**Work to be completed:** Search the records below for the word "enriched" and show every line where it occurs.

Dataset listings of figures:
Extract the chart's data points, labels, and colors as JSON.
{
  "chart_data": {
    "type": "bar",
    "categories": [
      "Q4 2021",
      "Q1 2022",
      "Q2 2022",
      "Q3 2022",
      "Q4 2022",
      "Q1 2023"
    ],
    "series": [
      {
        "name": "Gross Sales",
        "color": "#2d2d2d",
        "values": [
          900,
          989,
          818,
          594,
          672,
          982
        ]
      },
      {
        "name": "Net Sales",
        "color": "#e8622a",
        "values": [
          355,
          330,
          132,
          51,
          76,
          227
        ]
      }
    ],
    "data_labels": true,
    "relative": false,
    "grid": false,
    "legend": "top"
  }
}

==

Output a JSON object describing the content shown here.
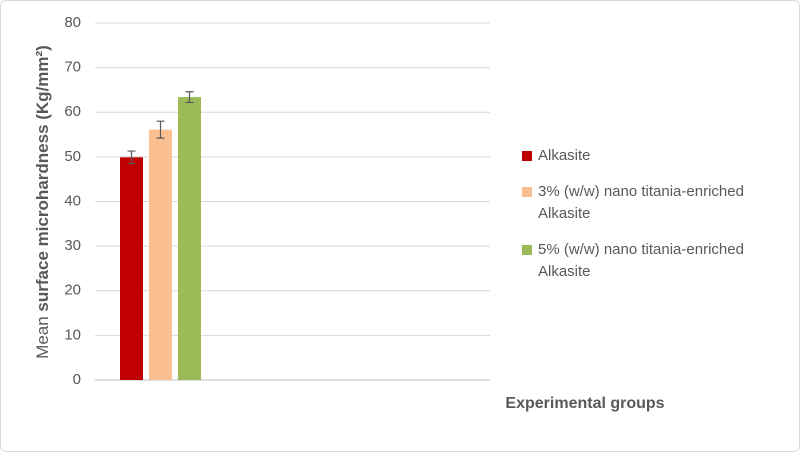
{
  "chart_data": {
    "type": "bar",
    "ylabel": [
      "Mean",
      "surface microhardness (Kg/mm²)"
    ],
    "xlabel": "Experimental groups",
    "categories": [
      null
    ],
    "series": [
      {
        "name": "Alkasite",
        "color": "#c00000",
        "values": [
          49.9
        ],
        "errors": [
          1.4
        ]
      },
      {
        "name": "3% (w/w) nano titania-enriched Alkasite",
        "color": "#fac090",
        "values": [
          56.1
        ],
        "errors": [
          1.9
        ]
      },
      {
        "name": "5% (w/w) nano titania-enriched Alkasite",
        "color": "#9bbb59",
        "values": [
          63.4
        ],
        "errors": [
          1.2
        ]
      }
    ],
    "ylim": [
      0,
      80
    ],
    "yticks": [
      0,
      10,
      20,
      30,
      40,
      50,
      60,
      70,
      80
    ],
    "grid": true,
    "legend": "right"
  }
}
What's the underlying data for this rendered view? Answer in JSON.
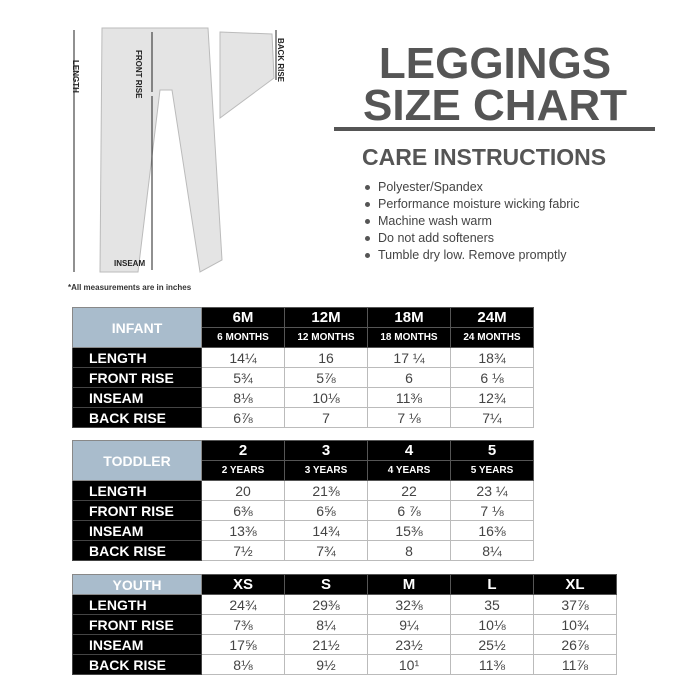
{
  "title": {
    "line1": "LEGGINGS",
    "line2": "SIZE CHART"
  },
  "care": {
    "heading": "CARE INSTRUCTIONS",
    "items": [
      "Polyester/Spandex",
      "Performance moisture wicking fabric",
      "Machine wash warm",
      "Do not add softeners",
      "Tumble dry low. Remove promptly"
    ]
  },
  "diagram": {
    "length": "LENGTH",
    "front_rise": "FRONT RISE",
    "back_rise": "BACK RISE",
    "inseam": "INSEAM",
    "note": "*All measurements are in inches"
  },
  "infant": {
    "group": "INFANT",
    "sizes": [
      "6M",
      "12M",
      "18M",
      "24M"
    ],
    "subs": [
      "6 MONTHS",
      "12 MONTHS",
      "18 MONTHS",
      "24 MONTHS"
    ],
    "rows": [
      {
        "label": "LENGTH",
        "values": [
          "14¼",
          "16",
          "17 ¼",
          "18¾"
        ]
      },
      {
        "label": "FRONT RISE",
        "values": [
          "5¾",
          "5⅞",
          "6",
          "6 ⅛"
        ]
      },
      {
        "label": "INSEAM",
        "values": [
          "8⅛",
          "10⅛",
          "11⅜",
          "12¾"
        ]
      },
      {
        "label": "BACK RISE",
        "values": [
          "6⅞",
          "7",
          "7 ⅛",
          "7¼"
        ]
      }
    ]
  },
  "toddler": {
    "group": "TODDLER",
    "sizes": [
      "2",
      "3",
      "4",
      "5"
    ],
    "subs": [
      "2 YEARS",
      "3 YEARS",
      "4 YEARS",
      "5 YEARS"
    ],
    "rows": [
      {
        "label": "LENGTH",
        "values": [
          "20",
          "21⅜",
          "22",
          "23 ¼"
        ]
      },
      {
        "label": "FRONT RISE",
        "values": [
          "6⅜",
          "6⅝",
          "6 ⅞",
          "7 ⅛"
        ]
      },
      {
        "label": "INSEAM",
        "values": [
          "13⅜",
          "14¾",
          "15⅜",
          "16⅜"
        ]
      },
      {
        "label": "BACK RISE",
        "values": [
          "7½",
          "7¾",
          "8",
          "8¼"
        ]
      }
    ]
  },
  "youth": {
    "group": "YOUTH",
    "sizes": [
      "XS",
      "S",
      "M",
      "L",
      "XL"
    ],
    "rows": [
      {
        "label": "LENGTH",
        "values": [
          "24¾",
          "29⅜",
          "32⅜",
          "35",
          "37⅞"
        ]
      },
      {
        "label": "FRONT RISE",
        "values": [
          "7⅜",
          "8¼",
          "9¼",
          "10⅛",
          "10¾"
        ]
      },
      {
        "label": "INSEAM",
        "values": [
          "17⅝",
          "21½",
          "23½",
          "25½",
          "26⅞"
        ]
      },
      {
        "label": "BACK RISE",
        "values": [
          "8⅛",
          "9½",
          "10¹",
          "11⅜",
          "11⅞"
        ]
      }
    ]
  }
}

**Response to this task:**
        "name": "3% (w/w) nano titania-enriched Alkasite",
        "name": "5% (w/w) nano titania-enriched Alkasite",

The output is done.